═══ Source data

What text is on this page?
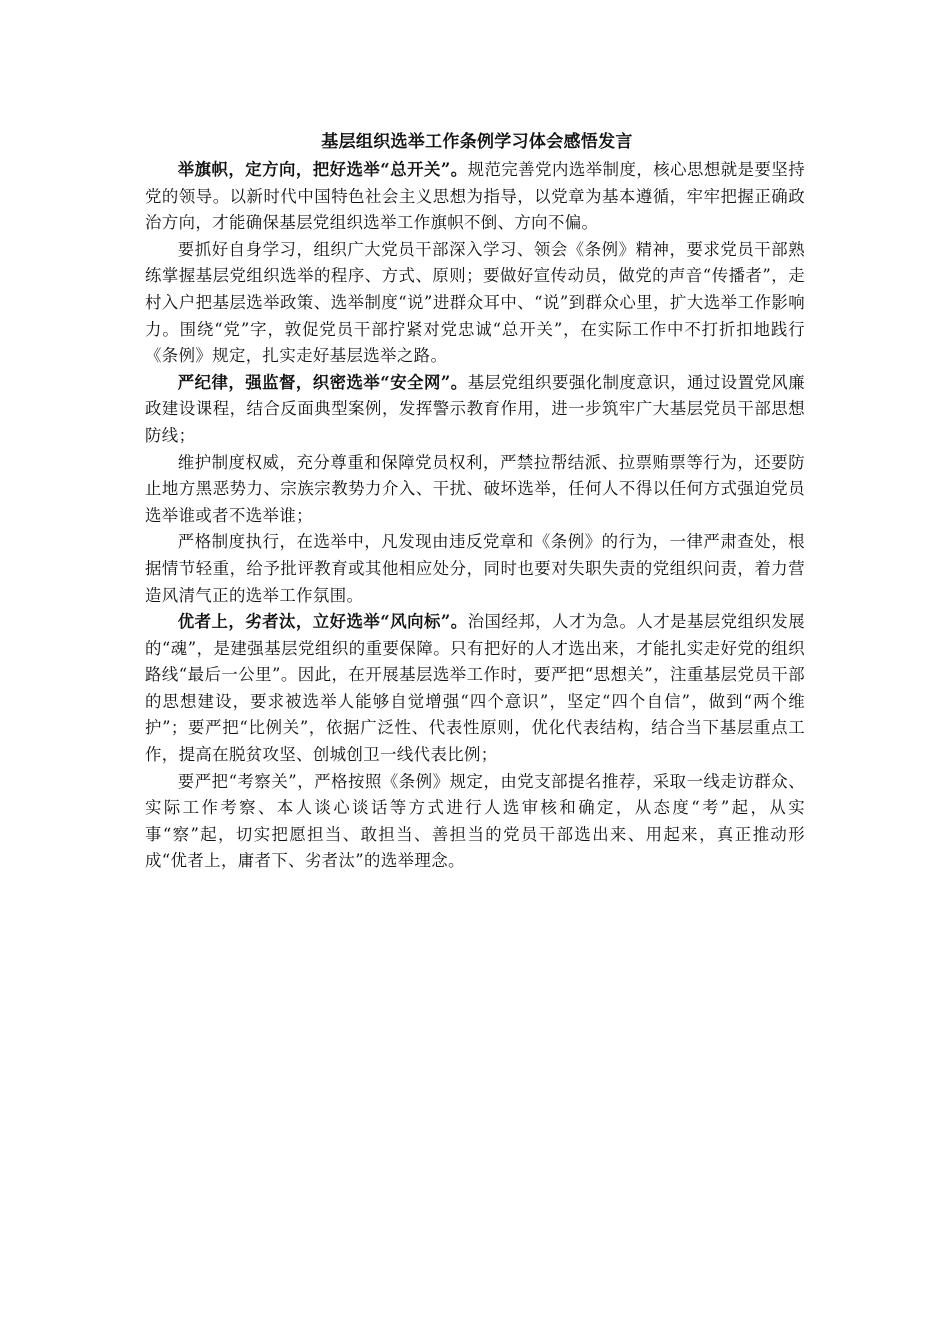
基层组织选举工作条例学习体会感悟发言

举旗帜，定方向，把好选举“总开关”。规范完善党内选举制度，核心思想就是要坚持党的领导。以新时代中国特色社会主义思想为指导，以党章为基本遵循，牢牢把握正确政治方向，才能确保基层党组织选举工作旗帜不倒、方向不偏。

要抓好自身学习，组织广大党员干部深入学习、领会《条例》精神，要求党员干部熟练掌握基层党组织选举的程序、方式、原则；要做好宣传动员，做党的声音“传播者”，走村入户把基层选举政策、选举制度“说”进群众耳中、“说”到群众心里，扩大选举工作影响力。围绕“党”字，敦促党员干部拧紧对党忠诚“总开关”，在实际工作中不打折扣地践行《条例》规定，扎实走好基层选举之路。

严纪律，强监督，织密选举“安全网”。基层党组织要强化制度意识，通过设置党风廉政建设课程，结合反面典型案例，发挥警示教育作用，进一步筑牢广大基层党员干部思想防线；

维护制度权威，充分尊重和保障党员权利，严禁拉帮结派、拉票贿票等行为，还要防止地方黑恶势力、宗族宗教势力介入、干扰、破坏选举，任何人不得以任何方式强迫党员选举谁或者不选举谁；

严格制度执行，在选举中，凡发现由违反党章和《条例》的行为，一律严肃查处，根据情节轻重，给予批评教育或其他相应处分，同时也要对失职失责的党组织问责，着力营造风清气正的选举工作氛围。

优者上，劣者汰，立好选举“风向标”。治国经邦，人才为急。人才是基层党组织发展的“魂”，是建强基层党组织的重要保障。只有把好的人才选出来，才能扎实走好党的组织路线“最后一公里”。因此，在开展基层选举工作时，要严把“思想关”，注重基层党员干部的思想建设，要求被选举人能够自觉增强“四个意识”，坚定“四个自信”，做到“两个维护”；要严把“比例关”，依据广泛性、代表性原则，优化代表结构，结合当下基层重点工作，提高在脱贫攻坚、创城创卫一线代表比例；

要严把“考察关”，严格按照《条例》规定，由党支部提名推荐，采取一线走访群众、实际工作考察、本人谈心谈话等方式进行人选审核和确定，从态度“考”起，从实事“察”起，切实把愿担当、敢担当、善担当的党员干部选出来、用起来，真正推动形成“优者上，庸者下、劣者汰”的选举理念。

══════

*Set exercise*. Write out all the entries exactly, except for the pictures.

*Correct result*.
What text is on this page?
基层组织选举工作条例学习体会感悟发言

举旗帜，定方向，把好选举“总开关”。规范完善党内选举制度，核心思想就是要坚持党的领导。以新时代中国特色社会主义思想为指导，以党章为基本遵循，牢牢把握正确政治方向，才能确保基层党组织选举工作旗帜不倒、方向不偏。

要抓好自身学习，组织广大党员干部深入学习、领会《条例》精神，要求党员干部熟练掌握基层党组织选举的程序、方式、原则；要做好宣传动员，做党的声音“传播者”，走村入户把基层选举政策、选举制度“说”进群众耳中、“说”到群众心里，扩大选举工作影响力。围绕“党”字，敦促党员干部拧紧对党忠诚“总开关”，在实际工作中不打折扣地践行《条例》规定，扎实走好基层选举之路。

严纪律，强监督，织密选举“安全网”。基层党组织要强化制度意识，通过设置党风廉政建设课程，结合反面典型案例，发挥警示教育作用，进一步筑牢广大基层党员干部思想防线；

维护制度权威，充分尊重和保障党员权利，严禁拉帮结派、拉票贿票等行为，还要防止地方黑恶势力、宗族宗教势力介入、干扰、破坏选举，任何人不得以任何方式强迫党员选举谁或者不选举谁；

严格制度执行，在选举中，凡发现由违反党章和《条例》的行为，一律严肃查处，根据情节轻重，给予批评教育或其他相应处分，同时也要对失职失责的党组织问责，着力营造风清气正的选举工作氛围。

优者上，劣者汰，立好选举“风向标”。治国经邦，人才为急。人才是基层党组织发展的“魂”，是建强基层党组织的重要保障。只有把好的人才选出来，才能扎实走好党的组织路线“最后一公里”。因此，在开展基层选举工作时，要严把“思想关”，注重基层党员干部的思想建设，要求被选举人能够自觉增强“四个意识”，坚定“四个自信”，做到“两个维护”；要严把“比例关”，依据广泛性、代表性原则，优化代表结构，结合当下基层重点工作，提高在脱贫攻坚、创城创卫一线代表比例；

要严把“考察关”，严格按照《条例》规定，由党支部提名推荐，采取一线走访群众、实际工作考察、本人谈心谈话等方式进行人选审核和确定，从态度“考”起，从实事“察”起，切实把愿担当、敢担当、善担当的党员干部选出来、用起来，真正推动形成“优者上，庸者下、劣者汰”的选举理念。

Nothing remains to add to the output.